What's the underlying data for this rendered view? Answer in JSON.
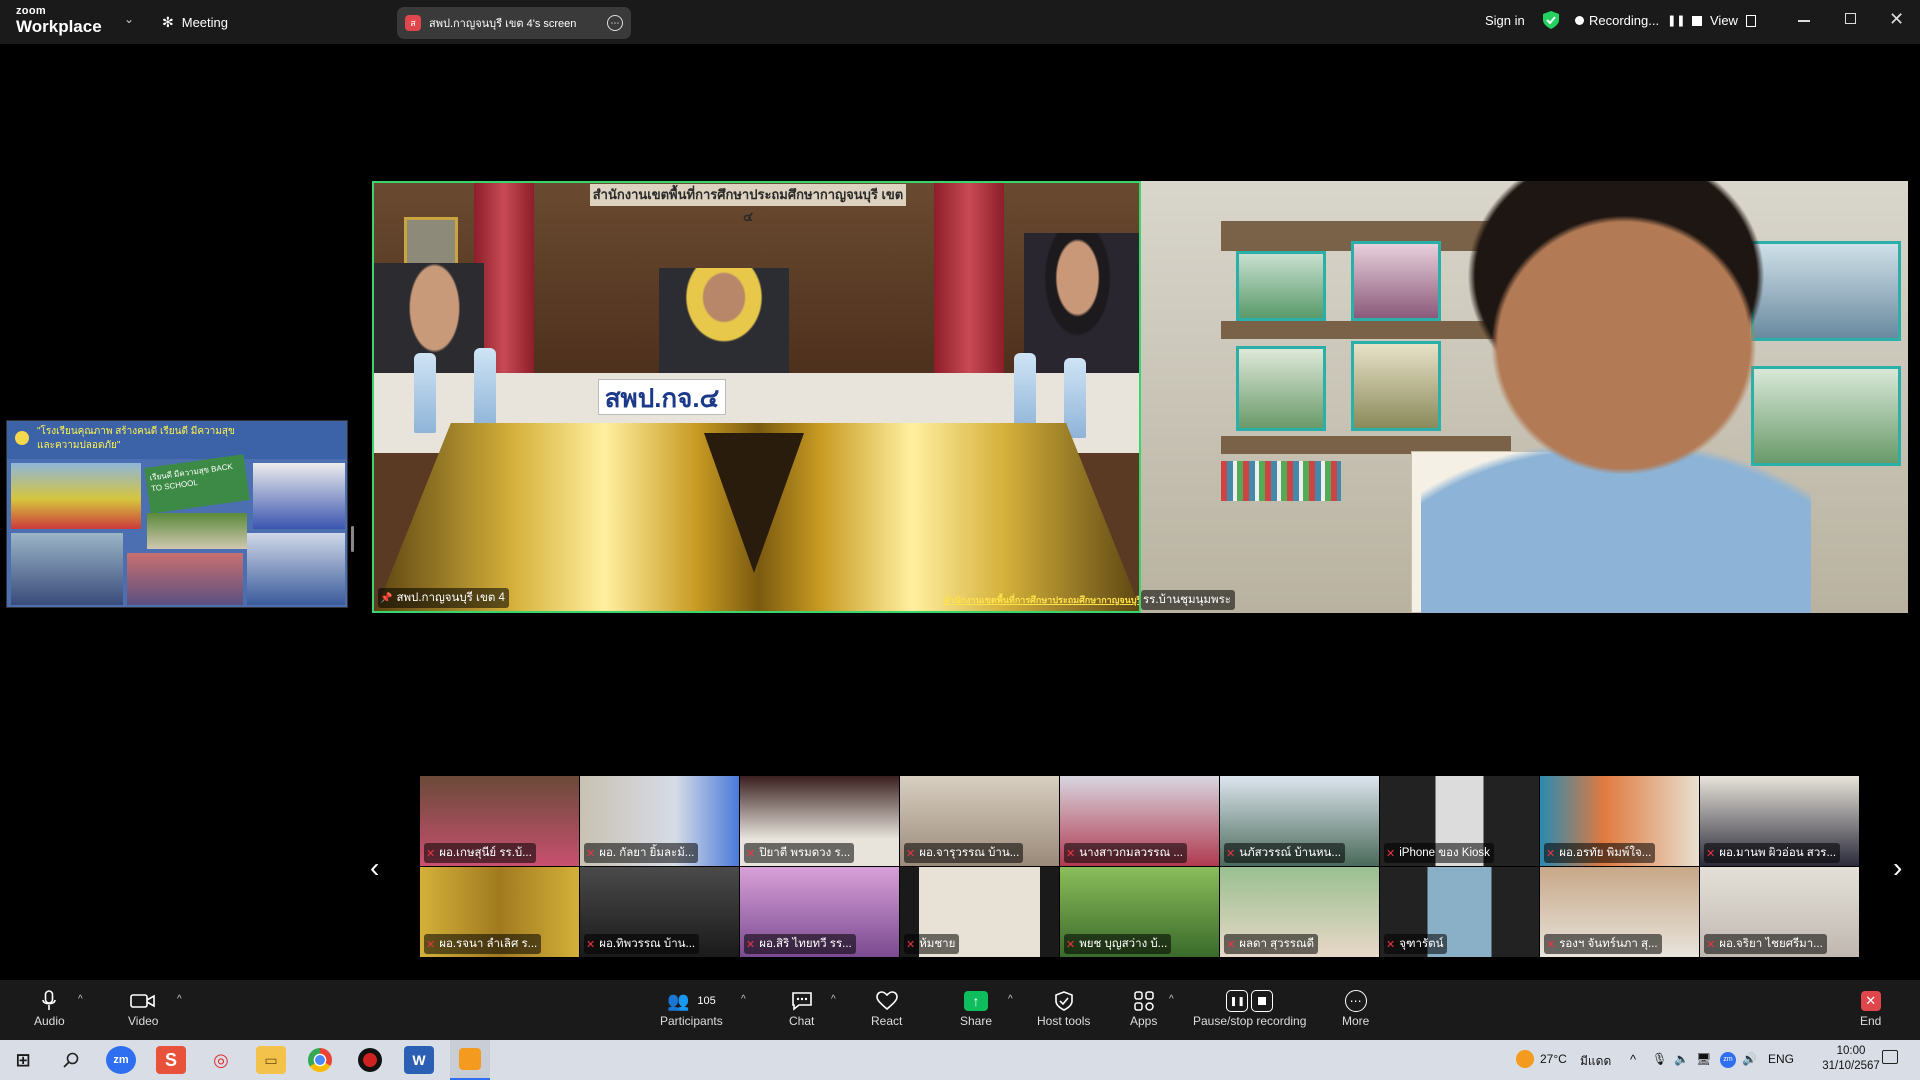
{
  "app": {
    "brand_small": "zoom",
    "brand_large": "Workplace",
    "menu_chevron": "⌄"
  },
  "topbar": {
    "meeting_label": "Meeting",
    "share_tab_label": "สพป.กาญจนบุรี เขต 4's screen",
    "sign_in": "Sign in",
    "recording_label": "Recording...",
    "view_label": "View"
  },
  "main_video": {
    "banner_text": "สำนักงานเขตพื้นที่การศึกษาประถมศึกษากาญจนบุรี เขต ๔",
    "placard": "สพป.กจ.๔",
    "name": "สพป.กาญจนบุรี เขต 4",
    "watermark": "สำนักงานเขตพื้นที่การศึกษาประถมศึกษากาญจนบุรี เขต 4"
  },
  "right_video": {
    "name": "รร.บ้านชุมนุมพระ"
  },
  "left_thumb": {
    "title_line1": "\"โรงเรียนคุณภาพ สร้างคนดี เรียนดี มีความสุข",
    "title_line2": "และความปลอดภัย\"",
    "badge": "เรียนดี มีความสุข BACK TO SCHOOL"
  },
  "gallery": {
    "row1": [
      "ผอ.เกษสุนีย์ รร.บ้...",
      "ผอ. กัลยา ยิ้มละม้...",
      "ปิยาตี พรมดวง ร...",
      "ผอ.จารุวรรณ บ้าน...",
      "นางสาวกมลวรรณ ...",
      "นภัสวรรณ์ บ้านหน...",
      "iPhone ของ Kiosk",
      "ผอ.อรทัย พิมพ์ใจ...",
      "ผอ.มานพ ผิวอ่อน สวร..."
    ],
    "row2": [
      "ผอ.รจนา ลำเลิศ ร...",
      "ผอ.ทิพวรรณ บ้าน...",
      "ผอ.สิริ ไทยทวี รร...",
      "ห้มชาย",
      "พยช บุญสว่าง บ้...",
      "ผลดา สุวรรณดี",
      "จุฑารัตน์",
      "รองฯ จันทร์นภา สุ...",
      "ผอ.จริยา ไชยศรีมา..."
    ],
    "left_arrow": "‹",
    "right_arrow": "›"
  },
  "toolbar": {
    "audio": "Audio",
    "video": "Video",
    "participants": "Participants",
    "participants_count": "105",
    "chat": "Chat",
    "react": "React",
    "share": "Share",
    "host_tools": "Host tools",
    "apps": "Apps",
    "pause_stop": "Pause/stop recording",
    "more": "More",
    "end": "End"
  },
  "taskbar": {
    "temp": "27°C",
    "weather": "มีแดด",
    "lang": "ENG",
    "time": "10:00",
    "date": "31/10/2567"
  },
  "colors": {
    "accent_green": "#23d160",
    "share_green": "#0dbd5e",
    "end_red": "#e0474c",
    "active_border": "#3ad56b"
  }
}
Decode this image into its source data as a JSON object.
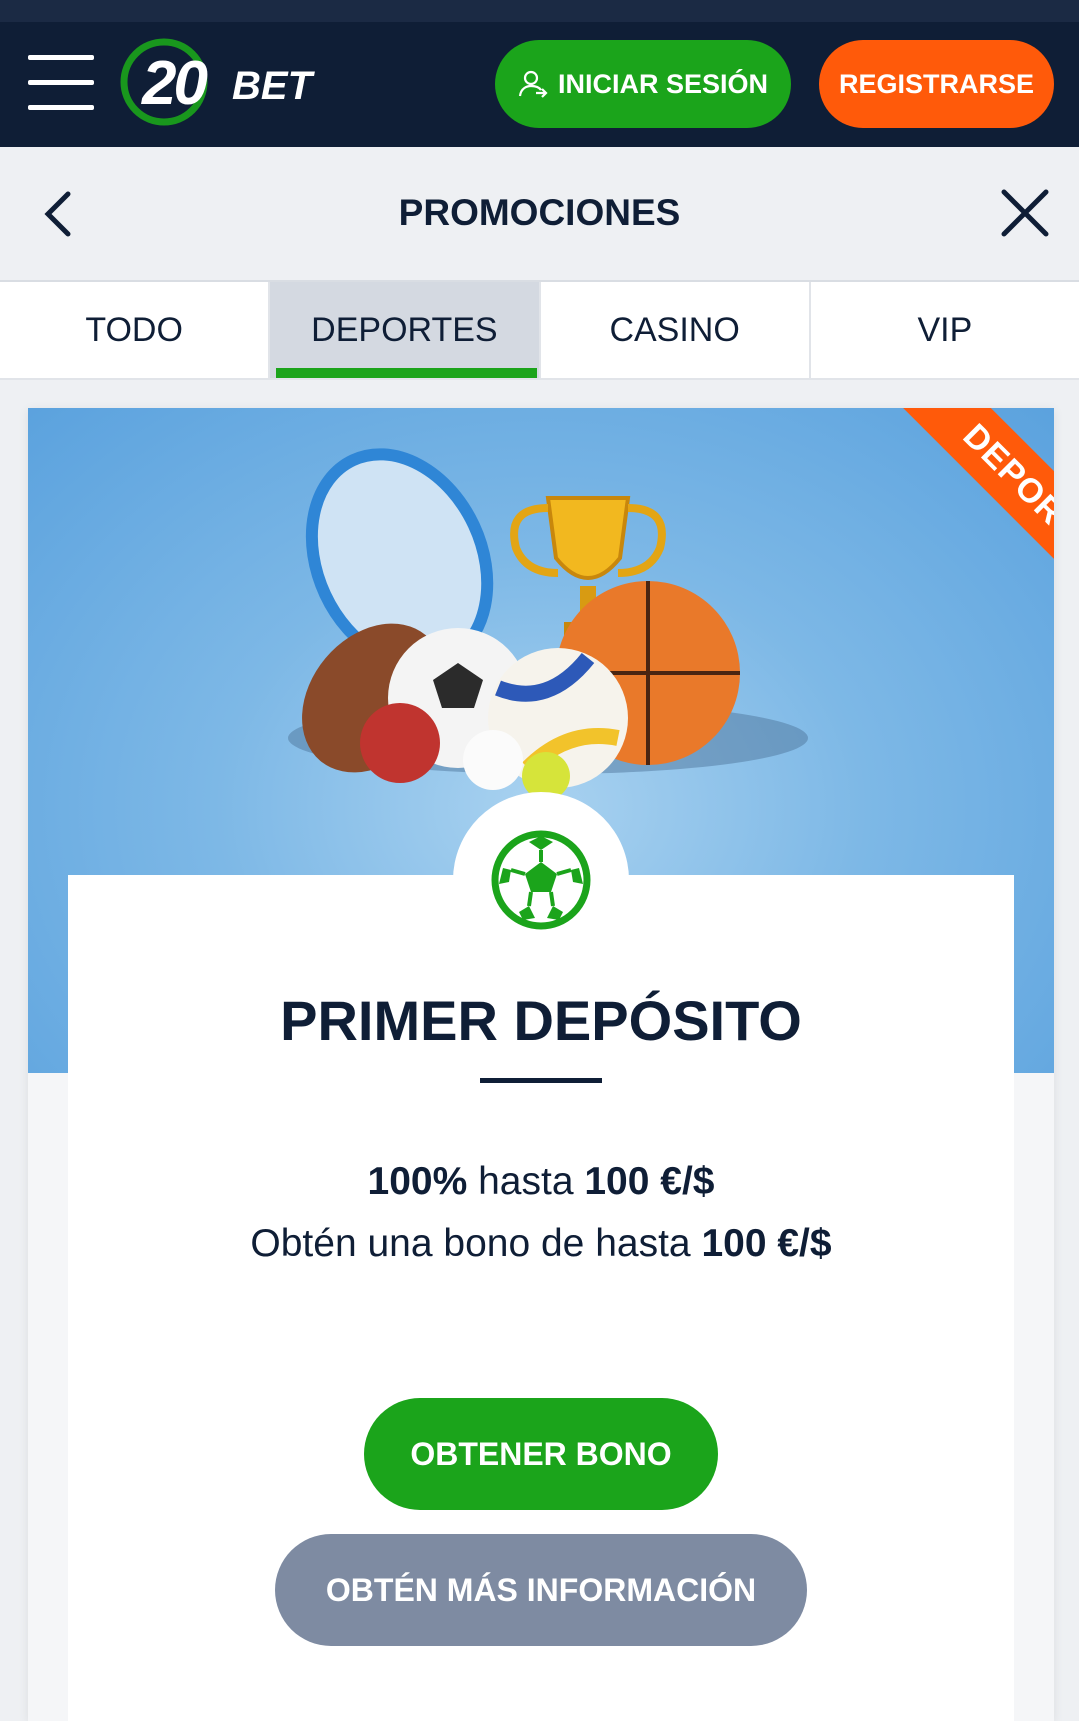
{
  "header": {
    "logo_number": "20",
    "logo_text": "BET",
    "login_label": "INICIAR SESIÓN",
    "register_label": "REGISTRARSE"
  },
  "page": {
    "title": "PROMOCIONES"
  },
  "tabs": [
    {
      "label": "TODO",
      "active": false
    },
    {
      "label": "DEPORTES",
      "active": true
    },
    {
      "label": "CASINO",
      "active": false
    },
    {
      "label": "VIP",
      "active": false
    }
  ],
  "promo": {
    "ribbon": "DEPORTES",
    "title": "PRIMER DEPÓSITO",
    "line1_a": "100%",
    "line1_b": " hasta ",
    "line1_c": "100 €/$",
    "line2_a": "Obtén una bono de hasta ",
    "line2_b": "100 €/$",
    "cta_primary": "OBTENER BONO",
    "cta_secondary": "OBTÉN MÁS INFORMACIÓN"
  },
  "colors": {
    "navy": "#0f1e36",
    "green": "#1ba41b",
    "orange": "#ff5a0a",
    "grey_button": "#7e8ba2"
  }
}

== == ==

## [WHAT IS ASKED]
Beginning with the line containing "Decode this image" and ending with the last line of the material, output each line exactly; do not include pictures.

## [REPLY TO THE TASK]
Decode this image into its source data as a JSON object.
{
  "header": {
    "logo_number": "20",
    "logo_text": "BET",
    "login_label": "INICIAR SESIÓN",
    "register_label": "REGISTRARSE"
  },
  "page": {
    "title": "PROMOCIONES"
  },
  "tabs": [
    {
      "label": "TODO",
      "active": false
    },
    {
      "label": "DEPORTES",
      "active": true
    },
    {
      "label": "CASINO",
      "active": false
    },
    {
      "label": "VIP",
      "active": false
    }
  ],
  "promo": {
    "ribbon": "DEPORTES",
    "title": "PRIMER DEPÓSITO",
    "line1_a": "100%",
    "line1_b": " hasta ",
    "line1_c": "100 €/$",
    "line2_a": "Obtén una bono de hasta ",
    "line2_b": "100 €/$",
    "cta_primary": "OBTENER BONO",
    "cta_secondary": "OBTÉN MÁS INFORMACIÓN"
  },
  "colors": {
    "navy": "#0f1e36",
    "green": "#1ba41b",
    "orange": "#ff5a0a",
    "grey_button": "#7e8ba2"
  }
}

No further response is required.